BEGIN
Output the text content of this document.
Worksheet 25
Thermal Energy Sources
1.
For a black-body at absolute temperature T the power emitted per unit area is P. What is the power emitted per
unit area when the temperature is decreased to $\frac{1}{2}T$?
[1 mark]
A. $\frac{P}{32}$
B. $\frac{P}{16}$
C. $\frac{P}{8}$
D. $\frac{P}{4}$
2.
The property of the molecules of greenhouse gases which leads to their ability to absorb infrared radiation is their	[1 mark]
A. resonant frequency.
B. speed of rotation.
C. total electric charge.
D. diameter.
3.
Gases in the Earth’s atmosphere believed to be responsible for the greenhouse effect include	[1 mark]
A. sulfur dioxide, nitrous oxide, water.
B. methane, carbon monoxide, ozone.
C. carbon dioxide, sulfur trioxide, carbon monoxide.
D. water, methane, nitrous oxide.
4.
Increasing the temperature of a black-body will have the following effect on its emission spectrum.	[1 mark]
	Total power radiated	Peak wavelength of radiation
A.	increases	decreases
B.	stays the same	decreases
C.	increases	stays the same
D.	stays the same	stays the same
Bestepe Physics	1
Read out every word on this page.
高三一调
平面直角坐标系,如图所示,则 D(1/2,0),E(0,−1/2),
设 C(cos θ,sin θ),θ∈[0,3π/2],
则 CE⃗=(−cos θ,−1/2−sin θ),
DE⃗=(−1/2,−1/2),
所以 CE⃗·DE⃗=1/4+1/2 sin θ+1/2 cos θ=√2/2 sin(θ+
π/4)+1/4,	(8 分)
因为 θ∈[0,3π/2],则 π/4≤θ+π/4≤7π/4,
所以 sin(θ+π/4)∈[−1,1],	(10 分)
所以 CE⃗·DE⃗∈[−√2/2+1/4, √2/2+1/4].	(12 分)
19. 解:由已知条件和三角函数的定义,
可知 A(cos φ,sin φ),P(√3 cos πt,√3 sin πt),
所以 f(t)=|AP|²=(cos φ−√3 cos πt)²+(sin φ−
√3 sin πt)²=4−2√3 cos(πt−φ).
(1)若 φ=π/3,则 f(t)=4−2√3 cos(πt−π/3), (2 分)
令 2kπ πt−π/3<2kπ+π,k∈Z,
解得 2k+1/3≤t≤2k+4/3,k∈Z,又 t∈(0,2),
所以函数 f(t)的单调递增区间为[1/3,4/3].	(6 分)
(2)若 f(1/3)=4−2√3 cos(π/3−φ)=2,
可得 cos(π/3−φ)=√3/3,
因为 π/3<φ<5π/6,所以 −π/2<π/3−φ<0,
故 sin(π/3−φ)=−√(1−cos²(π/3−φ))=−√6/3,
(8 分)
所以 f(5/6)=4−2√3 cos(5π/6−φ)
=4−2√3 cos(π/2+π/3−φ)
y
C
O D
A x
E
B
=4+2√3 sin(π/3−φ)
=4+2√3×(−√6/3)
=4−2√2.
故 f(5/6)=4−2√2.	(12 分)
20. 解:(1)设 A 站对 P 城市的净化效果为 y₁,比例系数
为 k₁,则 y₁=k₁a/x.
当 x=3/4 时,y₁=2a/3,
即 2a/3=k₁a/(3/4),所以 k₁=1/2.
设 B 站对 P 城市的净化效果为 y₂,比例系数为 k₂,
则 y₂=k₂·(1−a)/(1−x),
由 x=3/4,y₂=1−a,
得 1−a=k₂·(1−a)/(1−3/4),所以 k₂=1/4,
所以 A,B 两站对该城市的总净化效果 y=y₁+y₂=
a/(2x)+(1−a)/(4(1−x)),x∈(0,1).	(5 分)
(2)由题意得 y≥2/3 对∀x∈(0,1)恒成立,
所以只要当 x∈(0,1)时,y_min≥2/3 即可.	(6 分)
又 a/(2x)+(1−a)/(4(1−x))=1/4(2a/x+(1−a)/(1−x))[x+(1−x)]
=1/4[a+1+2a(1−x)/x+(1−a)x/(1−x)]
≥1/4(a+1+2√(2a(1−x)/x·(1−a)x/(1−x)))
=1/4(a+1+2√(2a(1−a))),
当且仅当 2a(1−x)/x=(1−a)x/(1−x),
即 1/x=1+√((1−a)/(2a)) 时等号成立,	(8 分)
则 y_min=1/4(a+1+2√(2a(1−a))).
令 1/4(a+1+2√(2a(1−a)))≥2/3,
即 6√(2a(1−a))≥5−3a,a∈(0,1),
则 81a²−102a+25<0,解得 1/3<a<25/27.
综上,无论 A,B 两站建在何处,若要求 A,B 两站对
END
- _What you should do_
Gather up, from the records above, each line where the word "frac" appears.

- _Final result_
unit area when the temperature is decreased to $\frac{1}{2}T$?
A. $\frac{P}{32}$
B. $\frac{P}{16}$
C. $\frac{P}{8}$
D. $\frac{P}{4}$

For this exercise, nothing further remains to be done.